### DATA EXCERPTS ###

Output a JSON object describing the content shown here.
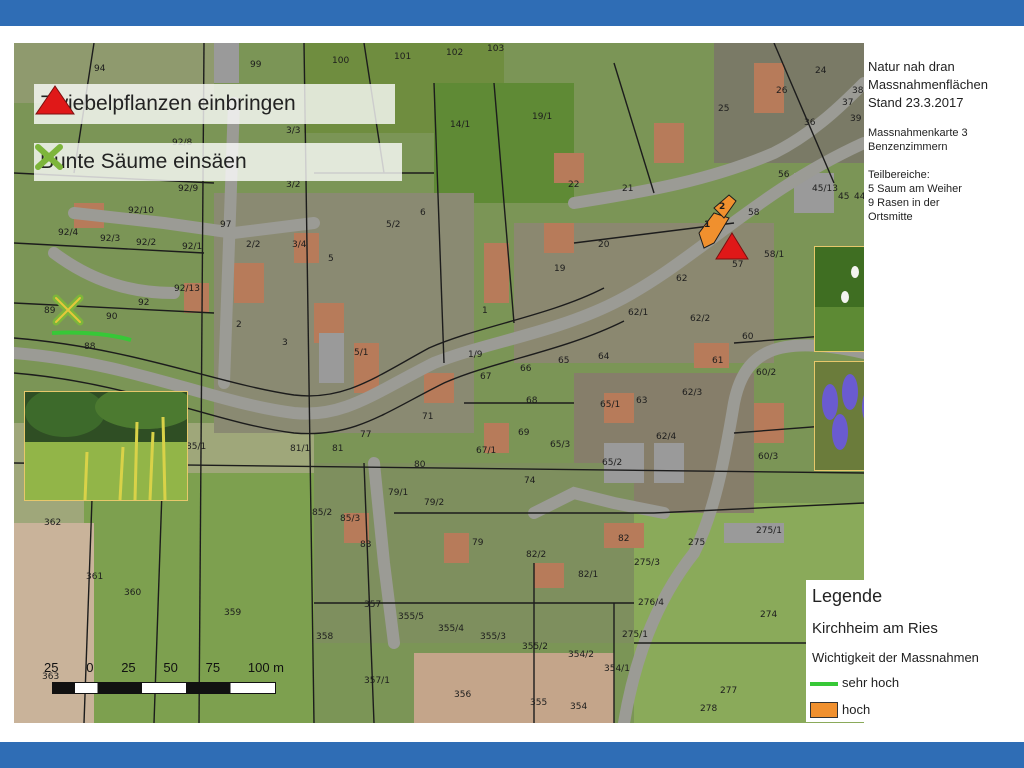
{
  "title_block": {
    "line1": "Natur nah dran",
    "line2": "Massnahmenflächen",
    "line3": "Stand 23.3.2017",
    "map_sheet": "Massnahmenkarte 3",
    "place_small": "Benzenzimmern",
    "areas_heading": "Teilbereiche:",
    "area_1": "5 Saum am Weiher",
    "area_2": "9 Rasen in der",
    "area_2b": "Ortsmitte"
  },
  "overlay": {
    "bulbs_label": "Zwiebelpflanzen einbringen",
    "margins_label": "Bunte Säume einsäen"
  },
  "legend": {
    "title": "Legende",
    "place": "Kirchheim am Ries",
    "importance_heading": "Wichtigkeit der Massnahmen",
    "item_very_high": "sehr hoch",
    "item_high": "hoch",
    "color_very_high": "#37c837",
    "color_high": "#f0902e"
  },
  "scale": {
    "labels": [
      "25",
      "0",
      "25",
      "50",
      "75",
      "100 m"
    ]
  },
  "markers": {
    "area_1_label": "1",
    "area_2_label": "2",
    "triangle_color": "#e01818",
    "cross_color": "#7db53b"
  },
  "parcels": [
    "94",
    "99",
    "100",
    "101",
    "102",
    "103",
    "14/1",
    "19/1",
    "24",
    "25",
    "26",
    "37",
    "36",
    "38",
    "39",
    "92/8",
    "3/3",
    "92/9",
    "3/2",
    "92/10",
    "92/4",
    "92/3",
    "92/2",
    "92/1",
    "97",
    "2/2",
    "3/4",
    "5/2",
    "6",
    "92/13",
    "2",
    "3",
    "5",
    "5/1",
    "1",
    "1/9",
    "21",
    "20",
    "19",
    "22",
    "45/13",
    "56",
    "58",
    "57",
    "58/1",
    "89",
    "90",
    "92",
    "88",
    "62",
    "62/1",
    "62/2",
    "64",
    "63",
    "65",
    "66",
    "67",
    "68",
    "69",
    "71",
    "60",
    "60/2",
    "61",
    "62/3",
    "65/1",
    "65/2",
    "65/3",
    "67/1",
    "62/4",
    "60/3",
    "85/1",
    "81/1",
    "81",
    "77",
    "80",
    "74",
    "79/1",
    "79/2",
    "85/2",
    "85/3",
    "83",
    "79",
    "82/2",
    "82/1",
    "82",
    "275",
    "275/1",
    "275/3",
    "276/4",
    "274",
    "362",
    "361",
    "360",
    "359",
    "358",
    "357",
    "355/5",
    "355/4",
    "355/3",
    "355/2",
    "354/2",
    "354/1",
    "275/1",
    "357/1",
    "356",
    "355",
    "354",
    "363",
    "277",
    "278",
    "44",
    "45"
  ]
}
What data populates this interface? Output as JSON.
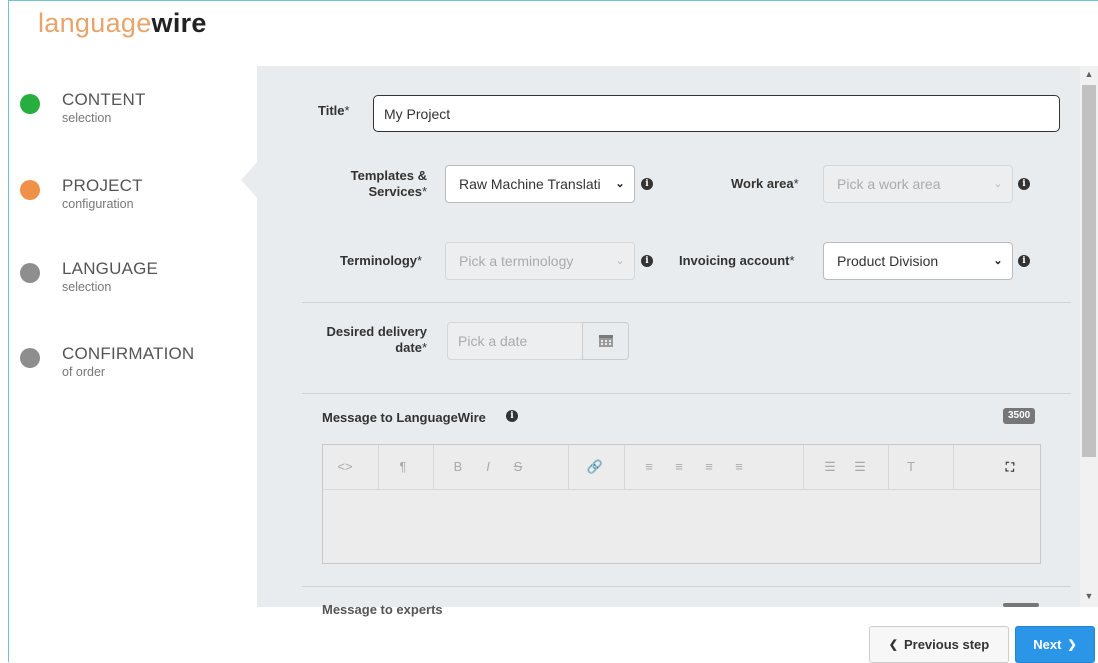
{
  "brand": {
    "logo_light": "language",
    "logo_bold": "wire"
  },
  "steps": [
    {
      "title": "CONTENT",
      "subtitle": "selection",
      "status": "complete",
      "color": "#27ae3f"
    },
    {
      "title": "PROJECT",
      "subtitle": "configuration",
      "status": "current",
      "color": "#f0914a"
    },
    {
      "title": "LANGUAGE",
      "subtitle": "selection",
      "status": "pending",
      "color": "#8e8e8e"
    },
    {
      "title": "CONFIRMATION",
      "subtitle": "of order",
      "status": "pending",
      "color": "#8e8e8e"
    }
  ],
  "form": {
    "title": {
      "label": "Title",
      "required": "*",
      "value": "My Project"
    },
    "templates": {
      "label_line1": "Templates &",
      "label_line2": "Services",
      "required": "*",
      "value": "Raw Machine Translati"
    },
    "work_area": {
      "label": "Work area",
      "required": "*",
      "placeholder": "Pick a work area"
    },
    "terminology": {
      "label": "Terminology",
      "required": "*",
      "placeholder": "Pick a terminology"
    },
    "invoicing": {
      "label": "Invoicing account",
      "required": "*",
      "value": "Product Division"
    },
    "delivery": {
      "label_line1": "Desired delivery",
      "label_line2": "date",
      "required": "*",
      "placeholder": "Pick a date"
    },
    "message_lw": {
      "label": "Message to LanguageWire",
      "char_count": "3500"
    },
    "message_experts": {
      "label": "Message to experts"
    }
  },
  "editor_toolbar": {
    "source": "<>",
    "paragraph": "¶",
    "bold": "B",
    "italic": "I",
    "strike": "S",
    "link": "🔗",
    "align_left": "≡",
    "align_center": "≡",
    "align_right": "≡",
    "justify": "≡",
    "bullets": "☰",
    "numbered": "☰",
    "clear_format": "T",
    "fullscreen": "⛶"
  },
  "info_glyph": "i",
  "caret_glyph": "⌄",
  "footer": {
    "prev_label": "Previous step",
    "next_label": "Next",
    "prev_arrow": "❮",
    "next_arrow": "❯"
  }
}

###

Repeat each entry exactly as it appears; skip any picture.

Output a JSON object describing the content shown here.
{
  "title_block": {
    "line1": "Natur nah dran",
    "line2": "Massnahmenflächen",
    "line3": "Stand 23.3.2017",
    "map_sheet": "Massnahmenkarte 3",
    "place_small": "Benzenzimmern",
    "areas_heading": "Teilbereiche:",
    "area_1": "5 Saum am Weiher",
    "area_2": "9 Rasen in der",
    "area_2b": "Ortsmitte"
  },
  "overlay": {
    "bulbs_label": "Zwiebelpflanzen einbringen",
    "margins_label": "Bunte Säume einsäen"
  },
  "legend": {
    "title": "Legende",
    "place": "Kirchheim am Ries",
    "importance_heading": "Wichtigkeit der Massnahmen",
    "item_very_high": "sehr hoch",
    "item_high": "hoch",
    "color_very_high": "#37c837",
    "color_high": "#f0902e"
  },
  "scale": {
    "labels": [
      "25",
      "0",
      "25",
      "50",
      "75",
      "100 m"
    ]
  },
  "markers": {
    "area_1_label": "1",
    "area_2_label": "2",
    "triangle_color": "#e01818",
    "cross_color": "#7db53b"
  },
  "parcels": [
    "94",
    "99",
    "100",
    "101",
    "102",
    "103",
    "14/1",
    "19/1",
    "24",
    "25",
    "26",
    "37",
    "36",
    "38",
    "39",
    "92/8",
    "3/3",
    "92/9",
    "3/2",
    "92/10",
    "92/4",
    "92/3",
    "92/2",
    "92/1",
    "97",
    "2/2",
    "3/4",
    "5/2",
    "6",
    "92/13",
    "2",
    "3",
    "5",
    "5/1",
    "1",
    "1/9",
    "21",
    "20",
    "19",
    "22",
    "45/13",
    "56",
    "58",
    "57",
    "58/1",
    "89",
    "90",
    "92",
    "88",
    "62",
    "62/1",
    "62/2",
    "64",
    "63",
    "65",
    "66",
    "67",
    "68",
    "69",
    "71",
    "60",
    "60/2",
    "61",
    "62/3",
    "65/1",
    "65/2",
    "65/3",
    "67/1",
    "62/4",
    "60/3",
    "85/1",
    "81/1",
    "81",
    "77",
    "80",
    "74",
    "79/1",
    "79/2",
    "85/2",
    "85/3",
    "83",
    "79",
    "82/2",
    "82/1",
    "82",
    "275",
    "275/1",
    "275/3",
    "276/4",
    "274",
    "362",
    "361",
    "360",
    "359",
    "358",
    "357",
    "355/5",
    "355/4",
    "355/3",
    "355/2",
    "354/2",
    "354/1",
    "275/1",
    "357/1",
    "356",
    "355",
    "354",
    "363",
    "277",
    "278",
    "44",
    "45"
  ]
}
What data populates this interface? Output as JSON.
{
  "brand": {
    "logo_light": "language",
    "logo_bold": "wire"
  },
  "steps": [
    {
      "title": "CONTENT",
      "subtitle": "selection",
      "status": "complete",
      "color": "#27ae3f"
    },
    {
      "title": "PROJECT",
      "subtitle": "configuration",
      "status": "current",
      "color": "#f0914a"
    },
    {
      "title": "LANGUAGE",
      "subtitle": "selection",
      "status": "pending",
      "color": "#8e8e8e"
    },
    {
      "title": "CONFIRMATION",
      "subtitle": "of order",
      "status": "pending",
      "color": "#8e8e8e"
    }
  ],
  "form": {
    "title": {
      "label": "Title",
      "required": "*",
      "value": "My Project"
    },
    "templates": {
      "label_line1": "Templates &",
      "label_line2": "Services",
      "required": "*",
      "value": "Raw Machine Translati"
    },
    "work_area": {
      "label": "Work area",
      "required": "*",
      "placeholder": "Pick a work area"
    },
    "terminology": {
      "label": "Terminology",
      "required": "*",
      "placeholder": "Pick a terminology"
    },
    "invoicing": {
      "label": "Invoicing account",
      "required": "*",
      "value": "Product Division"
    },
    "delivery": {
      "label_line1": "Desired delivery",
      "label_line2": "date",
      "required": "*",
      "placeholder": "Pick a date"
    },
    "message_lw": {
      "label": "Message to LanguageWire",
      "char_count": "3500"
    },
    "message_experts": {
      "label": "Message to experts"
    }
  },
  "editor_toolbar": {
    "source": "<>",
    "paragraph": "¶",
    "bold": "B",
    "italic": "I",
    "strike": "S",
    "link": "🔗",
    "align_left": "≡",
    "align_center": "≡",
    "align_right": "≡",
    "justify": "≡",
    "bullets": "☰",
    "numbered": "☰",
    "clear_format": "T",
    "fullscreen": "⛶"
  },
  "info_glyph": "i",
  "caret_glyph": "⌄",
  "footer": {
    "prev_label": "Previous step",
    "next_label": "Next",
    "prev_arrow": "❮",
    "next_arrow": "❯"
  }
}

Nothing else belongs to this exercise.